## Entries

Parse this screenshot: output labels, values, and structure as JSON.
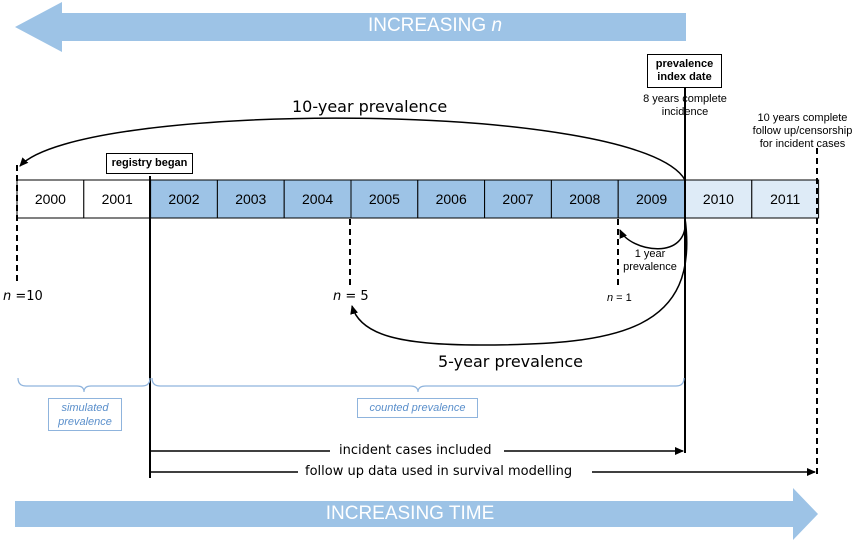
{
  "banner_top": {
    "text": "INCREASING",
    "var": "n"
  },
  "banner_bottom": {
    "text": "INCREASING TIME"
  },
  "years": [
    "2000",
    "2001",
    "2002",
    "2003",
    "2004",
    "2005",
    "2006",
    "2007",
    "2008",
    "2009",
    "2010",
    "2011"
  ],
  "year_styles": [
    "plain",
    "plain",
    "counted",
    "counted",
    "counted",
    "counted",
    "counted",
    "counted",
    "counted",
    "counted",
    "future",
    "future"
  ],
  "colors": {
    "arrow": "#9dc3e6",
    "counted": "#9dc3e6",
    "future": "#deebf7",
    "bracket": "#8fb4dd",
    "bracket_text": "#5a8fcb"
  },
  "registry_began": "registry began",
  "index_date": {
    "line1": "prevalence",
    "line2": "index date"
  },
  "complete_incidence": {
    "line1": "8 years complete",
    "line2": "incidence"
  },
  "follow_up_note": {
    "line1": "10 years complete",
    "line2": "follow up/censorship",
    "line3": "for incident cases"
  },
  "prevalence_10": "10-year prevalence",
  "prevalence_5": "5-year prevalence",
  "prevalence_1": {
    "line1": "1 year",
    "line2": "prevalence"
  },
  "n_labels": {
    "n10": {
      "var": "n",
      "rest": " =10"
    },
    "n5": {
      "var": "n",
      "rest": " = 5"
    },
    "n1": {
      "var": "n",
      "rest": " = 1"
    }
  },
  "simulated": {
    "line1": "simulated",
    "line2": "prevalence"
  },
  "counted": "counted prevalence",
  "incident_cases": "incident cases included",
  "follow_up_data": "follow up data used in survival modelling"
}
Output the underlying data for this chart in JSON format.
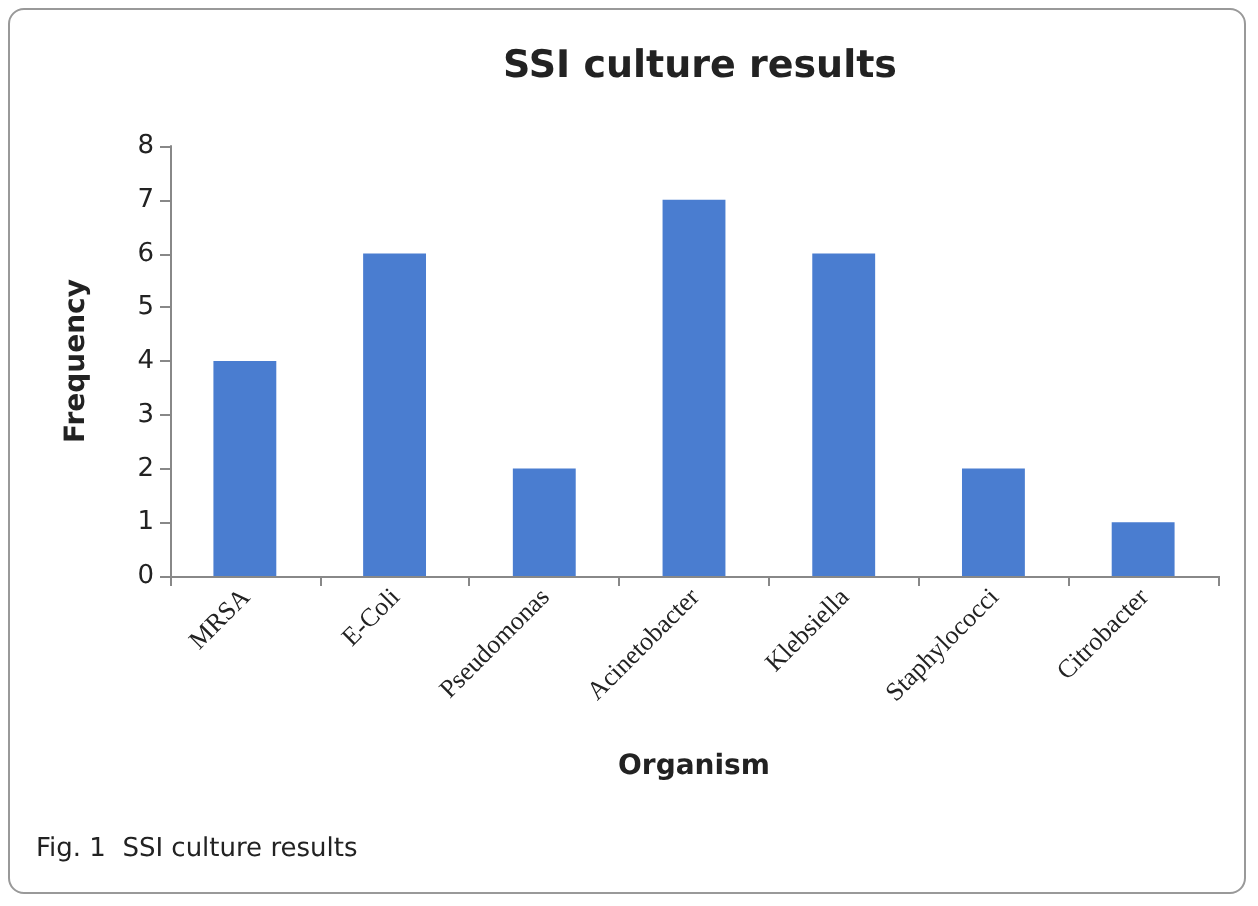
{
  "chart_data": {
    "type": "bar",
    "title": "SSI culture results",
    "xlabel": "Organism",
    "ylabel": "Frequency",
    "categories": [
      "MRSA",
      "E-Coli",
      "Pseudomonas",
      "Acinetobacter",
      "Klebsiella",
      "Staphylococci",
      "Citrobacter"
    ],
    "values": [
      4,
      6,
      2,
      7,
      6,
      2,
      1
    ],
    "color": "#4a7dd0",
    "ylim": [
      0,
      8
    ],
    "yticks": [
      0,
      1,
      2,
      3,
      4,
      5,
      6,
      7,
      8
    ],
    "grid": false,
    "annotations": [
      "Fig. 1  SSI culture results"
    ]
  }
}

## Exercise prompt
Restate the records above in full, word for word. Keep pictures out.

## Reply
Parse this screenshot: output labels, values, and structure as JSON.
{
  "banner_top": {
    "text": "INCREASING",
    "var": "n"
  },
  "banner_bottom": {
    "text": "INCREASING TIME"
  },
  "years": [
    "2000",
    "2001",
    "2002",
    "2003",
    "2004",
    "2005",
    "2006",
    "2007",
    "2008",
    "2009",
    "2010",
    "2011"
  ],
  "year_styles": [
    "plain",
    "plain",
    "counted",
    "counted",
    "counted",
    "counted",
    "counted",
    "counted",
    "counted",
    "counted",
    "future",
    "future"
  ],
  "colors": {
    "arrow": "#9dc3e6",
    "counted": "#9dc3e6",
    "future": "#deebf7",
    "bracket": "#8fb4dd",
    "bracket_text": "#5a8fcb"
  },
  "registry_began": "registry began",
  "index_date": {
    "line1": "prevalence",
    "line2": "index date"
  },
  "complete_incidence": {
    "line1": "8 years complete",
    "line2": "incidence"
  },
  "follow_up_note": {
    "line1": "10 years complete",
    "line2": "follow up/censorship",
    "line3": "for incident cases"
  },
  "prevalence_10": "10-year prevalence",
  "prevalence_5": "5-year prevalence",
  "prevalence_1": {
    "line1": "1 year",
    "line2": "prevalence"
  },
  "n_labels": {
    "n10": {
      "var": "n",
      "rest": " =10"
    },
    "n5": {
      "var": "n",
      "rest": " = 5"
    },
    "n1": {
      "var": "n",
      "rest": " = 1"
    }
  },
  "simulated": {
    "line1": "simulated",
    "line2": "prevalence"
  },
  "counted": "counted prevalence",
  "incident_cases": "incident cases included",
  "follow_up_data": "follow up data used in survival modelling"
}
Output the underlying data for this chart in JSON format.
{
  "chart_data": {
    "type": "bar",
    "title": "SSI culture results",
    "xlabel": "Organism",
    "ylabel": "Frequency",
    "categories": [
      "MRSA",
      "E-Coli",
      "Pseudomonas",
      "Acinetobacter",
      "Klebsiella",
      "Staphylococci",
      "Citrobacter"
    ],
    "values": [
      4,
      6,
      2,
      7,
      6,
      2,
      1
    ],
    "color": "#4a7dd0",
    "ylim": [
      0,
      8
    ],
    "yticks": [
      0,
      1,
      2,
      3,
      4,
      5,
      6,
      7,
      8
    ],
    "grid": false,
    "annotations": [
      "Fig. 1  SSI culture results"
    ]
  }
}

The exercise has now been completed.